▶ **Instructions to follow**
Please copy the rows below word for word, from the line containing "List every element" through the line containing "bar-deaths[interactable] [793,294,801,647]", inclusive.

▶ **Layout records**
______________________________
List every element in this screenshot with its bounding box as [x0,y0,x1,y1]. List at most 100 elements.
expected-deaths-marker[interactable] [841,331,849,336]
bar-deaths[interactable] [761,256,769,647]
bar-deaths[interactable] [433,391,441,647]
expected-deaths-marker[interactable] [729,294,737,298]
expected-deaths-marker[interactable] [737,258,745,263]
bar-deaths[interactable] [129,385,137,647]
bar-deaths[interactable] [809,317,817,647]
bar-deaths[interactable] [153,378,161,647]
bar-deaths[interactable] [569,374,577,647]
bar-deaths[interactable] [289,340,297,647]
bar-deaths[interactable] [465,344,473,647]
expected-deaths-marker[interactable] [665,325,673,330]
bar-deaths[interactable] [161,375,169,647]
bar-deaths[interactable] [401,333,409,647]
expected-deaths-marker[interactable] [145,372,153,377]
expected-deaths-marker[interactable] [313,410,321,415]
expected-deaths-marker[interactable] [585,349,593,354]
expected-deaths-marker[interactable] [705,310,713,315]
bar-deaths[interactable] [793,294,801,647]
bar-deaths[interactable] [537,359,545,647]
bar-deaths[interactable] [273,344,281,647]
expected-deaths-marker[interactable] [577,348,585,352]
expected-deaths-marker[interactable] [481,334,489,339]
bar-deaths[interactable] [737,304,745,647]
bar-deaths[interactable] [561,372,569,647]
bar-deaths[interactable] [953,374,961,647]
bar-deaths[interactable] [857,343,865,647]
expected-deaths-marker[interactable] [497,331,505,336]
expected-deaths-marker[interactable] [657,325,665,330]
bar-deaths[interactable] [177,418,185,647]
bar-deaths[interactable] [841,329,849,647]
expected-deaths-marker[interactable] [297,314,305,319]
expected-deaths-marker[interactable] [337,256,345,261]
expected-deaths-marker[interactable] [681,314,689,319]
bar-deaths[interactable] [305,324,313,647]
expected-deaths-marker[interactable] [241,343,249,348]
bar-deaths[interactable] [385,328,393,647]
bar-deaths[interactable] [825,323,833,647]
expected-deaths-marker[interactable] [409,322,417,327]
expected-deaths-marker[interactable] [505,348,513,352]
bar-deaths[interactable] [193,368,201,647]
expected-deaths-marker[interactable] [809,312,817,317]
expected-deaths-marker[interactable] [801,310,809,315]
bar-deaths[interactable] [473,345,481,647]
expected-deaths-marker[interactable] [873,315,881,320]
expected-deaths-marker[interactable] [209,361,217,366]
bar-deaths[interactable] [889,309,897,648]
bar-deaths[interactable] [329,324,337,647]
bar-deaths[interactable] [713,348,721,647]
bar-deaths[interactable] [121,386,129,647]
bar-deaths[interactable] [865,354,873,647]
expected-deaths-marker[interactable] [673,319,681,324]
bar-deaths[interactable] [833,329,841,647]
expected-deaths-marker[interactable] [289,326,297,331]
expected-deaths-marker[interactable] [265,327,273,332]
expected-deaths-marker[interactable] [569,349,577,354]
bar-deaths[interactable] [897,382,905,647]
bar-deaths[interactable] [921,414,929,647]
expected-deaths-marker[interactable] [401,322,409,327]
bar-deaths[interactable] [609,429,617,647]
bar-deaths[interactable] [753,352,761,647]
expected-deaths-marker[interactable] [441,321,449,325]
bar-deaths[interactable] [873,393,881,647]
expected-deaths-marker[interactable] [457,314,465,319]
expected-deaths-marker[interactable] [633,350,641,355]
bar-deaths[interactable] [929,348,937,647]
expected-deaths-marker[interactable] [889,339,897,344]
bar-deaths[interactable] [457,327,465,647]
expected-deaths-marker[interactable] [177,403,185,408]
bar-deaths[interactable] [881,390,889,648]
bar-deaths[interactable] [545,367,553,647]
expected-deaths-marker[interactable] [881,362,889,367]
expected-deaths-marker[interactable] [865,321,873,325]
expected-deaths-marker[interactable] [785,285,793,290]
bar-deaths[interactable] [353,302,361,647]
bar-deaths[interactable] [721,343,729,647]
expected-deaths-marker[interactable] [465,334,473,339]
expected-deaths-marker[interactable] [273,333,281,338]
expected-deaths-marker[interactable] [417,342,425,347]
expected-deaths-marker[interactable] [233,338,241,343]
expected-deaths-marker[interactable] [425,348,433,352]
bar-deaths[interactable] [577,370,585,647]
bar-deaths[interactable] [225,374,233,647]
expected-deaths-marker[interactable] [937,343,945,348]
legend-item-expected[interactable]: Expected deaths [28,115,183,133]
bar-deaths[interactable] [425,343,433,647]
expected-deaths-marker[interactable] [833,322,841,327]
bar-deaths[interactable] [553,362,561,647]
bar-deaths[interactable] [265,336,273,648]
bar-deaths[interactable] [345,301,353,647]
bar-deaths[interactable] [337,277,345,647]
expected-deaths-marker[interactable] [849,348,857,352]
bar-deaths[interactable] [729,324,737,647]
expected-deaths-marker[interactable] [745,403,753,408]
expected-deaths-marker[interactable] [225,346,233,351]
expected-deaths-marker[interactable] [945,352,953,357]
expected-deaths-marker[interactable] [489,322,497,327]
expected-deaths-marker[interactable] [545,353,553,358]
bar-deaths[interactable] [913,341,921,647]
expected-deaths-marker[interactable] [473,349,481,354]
______________________________
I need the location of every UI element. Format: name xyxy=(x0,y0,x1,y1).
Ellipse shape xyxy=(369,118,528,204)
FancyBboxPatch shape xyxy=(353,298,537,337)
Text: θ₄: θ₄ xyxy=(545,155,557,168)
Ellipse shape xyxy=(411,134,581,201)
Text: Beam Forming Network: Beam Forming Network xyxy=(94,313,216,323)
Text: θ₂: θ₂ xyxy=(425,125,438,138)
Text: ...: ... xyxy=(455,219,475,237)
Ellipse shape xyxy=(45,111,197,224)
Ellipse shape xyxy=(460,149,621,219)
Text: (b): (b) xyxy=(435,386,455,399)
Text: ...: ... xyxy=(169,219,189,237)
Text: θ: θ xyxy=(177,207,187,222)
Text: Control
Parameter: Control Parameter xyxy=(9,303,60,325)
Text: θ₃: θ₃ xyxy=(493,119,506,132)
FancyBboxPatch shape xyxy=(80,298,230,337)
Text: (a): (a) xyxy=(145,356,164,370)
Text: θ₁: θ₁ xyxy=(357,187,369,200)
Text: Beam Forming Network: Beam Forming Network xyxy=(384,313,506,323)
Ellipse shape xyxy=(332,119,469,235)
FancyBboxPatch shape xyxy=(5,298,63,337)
______________________________
▶ **Answer to this exercise**
List every element in this screenshot with its bounding box as [x0,y0,x1,y1]. List at most 100 elements.
expected-deaths-marker[interactable] [841,331,849,336]
bar-deaths[interactable] [761,256,769,647]
bar-deaths[interactable] [433,391,441,647]
expected-deaths-marker[interactable] [729,294,737,298]
expected-deaths-marker[interactable] [737,258,745,263]
bar-deaths[interactable] [129,385,137,647]
bar-deaths[interactable] [809,317,817,647]
bar-deaths[interactable] [153,378,161,647]
bar-deaths[interactable] [569,374,577,647]
bar-deaths[interactable] [289,340,297,647]
bar-deaths[interactable] [465,344,473,647]
expected-deaths-marker[interactable] [665,325,673,330]
bar-deaths[interactable] [161,375,169,647]
bar-deaths[interactable] [401,333,409,647]
expected-deaths-marker[interactable] [145,372,153,377]
expected-deaths-marker[interactable] [313,410,321,415]
expected-deaths-marker[interactable] [585,349,593,354]
expected-deaths-marker[interactable] [705,310,713,315]
bar-deaths[interactable] [793,294,801,647]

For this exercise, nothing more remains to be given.